Not surprisingly, these developments are causing much outrage, anxiety and sadness in our schools. Jennifer Steiner, the principal of Monroe Elementary, wrote this to the Board of Supervisors and the Board of Education:

I am extremely upset to hear that our beloved clerk, Midie Lau, has received a letter that she will be losing her position at Monroe Elementary School at the end of November. While I understand that the Department of Public Health must make budget cuts, displacing the existing staff that know about local and district policies and school district systems can only serve to hurt the very students and families that Monroe serves.

It is additionally alarming that the people who are getting laid off and bumped are disproportionately women and people of color, such as Midie. Monroe serves a student population that is 30% Chinese; many of these families are monolingual Cantonese-speakers—Midie is the only full time employee at our school who speaks Cantonese outside of the classroom teachers.  She is an invaluable member of our community.

We are a community school where parents feel welcomed in the front office by someone they know and trust.  Displacing Midie with another clerk who has never worked in a school will create a devastating disruption in our service to students and families.

• Given records
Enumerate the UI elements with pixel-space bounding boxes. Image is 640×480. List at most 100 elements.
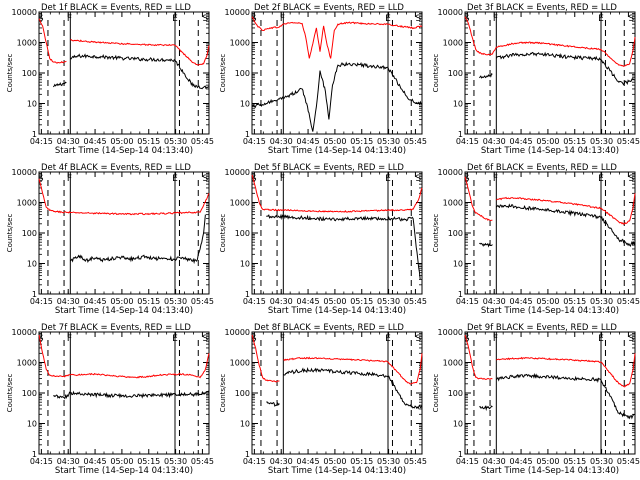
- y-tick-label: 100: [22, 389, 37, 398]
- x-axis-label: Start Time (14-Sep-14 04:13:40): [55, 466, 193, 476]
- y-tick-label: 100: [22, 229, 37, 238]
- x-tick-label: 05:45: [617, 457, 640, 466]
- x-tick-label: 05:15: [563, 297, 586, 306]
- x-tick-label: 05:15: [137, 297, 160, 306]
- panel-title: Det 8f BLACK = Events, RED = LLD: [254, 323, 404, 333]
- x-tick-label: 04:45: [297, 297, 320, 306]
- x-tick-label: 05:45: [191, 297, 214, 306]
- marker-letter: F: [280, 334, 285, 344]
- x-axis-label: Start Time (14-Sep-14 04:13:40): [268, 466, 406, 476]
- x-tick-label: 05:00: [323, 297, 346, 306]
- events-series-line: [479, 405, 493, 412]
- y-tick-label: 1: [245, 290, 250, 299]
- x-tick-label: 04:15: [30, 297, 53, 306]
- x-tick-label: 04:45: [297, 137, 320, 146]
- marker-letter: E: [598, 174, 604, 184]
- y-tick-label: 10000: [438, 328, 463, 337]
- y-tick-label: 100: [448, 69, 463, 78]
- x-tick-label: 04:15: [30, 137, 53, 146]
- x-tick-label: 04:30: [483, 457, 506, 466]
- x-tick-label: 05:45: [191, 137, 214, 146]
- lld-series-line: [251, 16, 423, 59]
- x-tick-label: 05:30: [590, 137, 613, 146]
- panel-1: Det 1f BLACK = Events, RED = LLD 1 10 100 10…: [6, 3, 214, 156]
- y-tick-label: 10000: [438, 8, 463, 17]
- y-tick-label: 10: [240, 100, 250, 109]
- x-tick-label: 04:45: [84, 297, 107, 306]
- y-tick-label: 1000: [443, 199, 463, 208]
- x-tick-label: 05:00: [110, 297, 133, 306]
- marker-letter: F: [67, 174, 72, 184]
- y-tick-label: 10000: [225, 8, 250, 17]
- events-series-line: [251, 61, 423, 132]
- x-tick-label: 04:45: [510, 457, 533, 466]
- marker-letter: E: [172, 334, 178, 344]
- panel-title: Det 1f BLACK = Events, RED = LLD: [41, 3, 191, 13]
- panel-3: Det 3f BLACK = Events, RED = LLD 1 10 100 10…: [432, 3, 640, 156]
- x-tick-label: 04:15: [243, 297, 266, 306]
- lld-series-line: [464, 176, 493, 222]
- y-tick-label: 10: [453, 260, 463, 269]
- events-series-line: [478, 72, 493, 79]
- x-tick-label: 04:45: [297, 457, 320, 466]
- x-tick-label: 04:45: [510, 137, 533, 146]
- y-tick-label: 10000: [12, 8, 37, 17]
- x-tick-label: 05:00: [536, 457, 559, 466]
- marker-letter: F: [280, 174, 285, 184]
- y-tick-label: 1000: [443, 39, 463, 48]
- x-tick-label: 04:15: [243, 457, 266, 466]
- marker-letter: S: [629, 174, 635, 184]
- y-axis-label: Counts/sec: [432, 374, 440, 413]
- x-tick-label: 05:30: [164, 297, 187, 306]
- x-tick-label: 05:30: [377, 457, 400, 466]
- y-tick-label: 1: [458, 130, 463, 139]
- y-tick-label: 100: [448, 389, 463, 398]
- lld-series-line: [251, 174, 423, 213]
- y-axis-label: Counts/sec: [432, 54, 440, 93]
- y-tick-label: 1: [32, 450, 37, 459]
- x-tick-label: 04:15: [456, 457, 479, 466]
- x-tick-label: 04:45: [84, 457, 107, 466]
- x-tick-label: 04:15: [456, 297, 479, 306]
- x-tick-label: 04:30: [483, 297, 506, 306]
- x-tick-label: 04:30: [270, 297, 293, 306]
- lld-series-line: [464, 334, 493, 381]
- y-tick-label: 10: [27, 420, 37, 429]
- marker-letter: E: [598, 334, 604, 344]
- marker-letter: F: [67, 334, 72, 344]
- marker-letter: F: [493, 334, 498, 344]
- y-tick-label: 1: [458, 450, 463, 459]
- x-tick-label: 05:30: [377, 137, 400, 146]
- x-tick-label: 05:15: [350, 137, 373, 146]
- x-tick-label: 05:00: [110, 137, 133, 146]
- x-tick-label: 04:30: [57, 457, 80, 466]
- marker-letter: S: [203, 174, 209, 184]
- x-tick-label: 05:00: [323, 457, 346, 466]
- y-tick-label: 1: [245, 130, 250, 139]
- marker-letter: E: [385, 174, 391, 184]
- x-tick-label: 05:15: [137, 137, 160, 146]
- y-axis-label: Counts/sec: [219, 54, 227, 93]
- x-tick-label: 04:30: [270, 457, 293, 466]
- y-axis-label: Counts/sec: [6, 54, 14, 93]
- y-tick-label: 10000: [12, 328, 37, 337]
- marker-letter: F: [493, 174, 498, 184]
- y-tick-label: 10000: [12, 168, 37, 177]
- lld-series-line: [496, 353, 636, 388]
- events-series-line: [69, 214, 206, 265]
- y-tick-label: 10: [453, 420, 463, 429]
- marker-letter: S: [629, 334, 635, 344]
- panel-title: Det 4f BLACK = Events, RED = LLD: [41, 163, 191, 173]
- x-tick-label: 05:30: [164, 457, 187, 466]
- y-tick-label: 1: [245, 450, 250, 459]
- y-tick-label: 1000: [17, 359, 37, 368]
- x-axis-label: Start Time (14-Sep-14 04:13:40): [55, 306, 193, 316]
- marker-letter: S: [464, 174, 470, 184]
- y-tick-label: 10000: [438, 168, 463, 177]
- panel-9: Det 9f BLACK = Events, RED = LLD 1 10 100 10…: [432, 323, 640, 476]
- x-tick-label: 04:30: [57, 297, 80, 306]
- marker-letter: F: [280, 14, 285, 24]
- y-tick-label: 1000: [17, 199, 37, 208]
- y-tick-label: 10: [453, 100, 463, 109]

• Stated exercise 1
In the passage on the Monroe Elementary clerk, which language does Midie Lau speak that no other full-time employee at the school speaks, apart from the classroom teachers?
• Stated exercise 2
Go on with the passage on the Monroe Elementary clerk, starting right after its final sentence.

• Result 1
Cantonese

• Result 2
Tomorrow, City Supervisors will consider a resolution that would restore some of the eliminated positions in the Department of Public Health, and therefore, school district employees. I certainly won’t stand in the way of beloved workers getting their jobs back, but at best this is a temporary fix — the state of the City budget may necessitate layoffs in the future, so we could still face bumping at some later date.

If you’d like to speak up in favor of school secretaries — employees that do essential, specialized jobs in our schools — please come to the Budget committee hearing at City Hall tomorrow at 11 a.m. in Room 250. Or send an email to our City Supervisors to share your views.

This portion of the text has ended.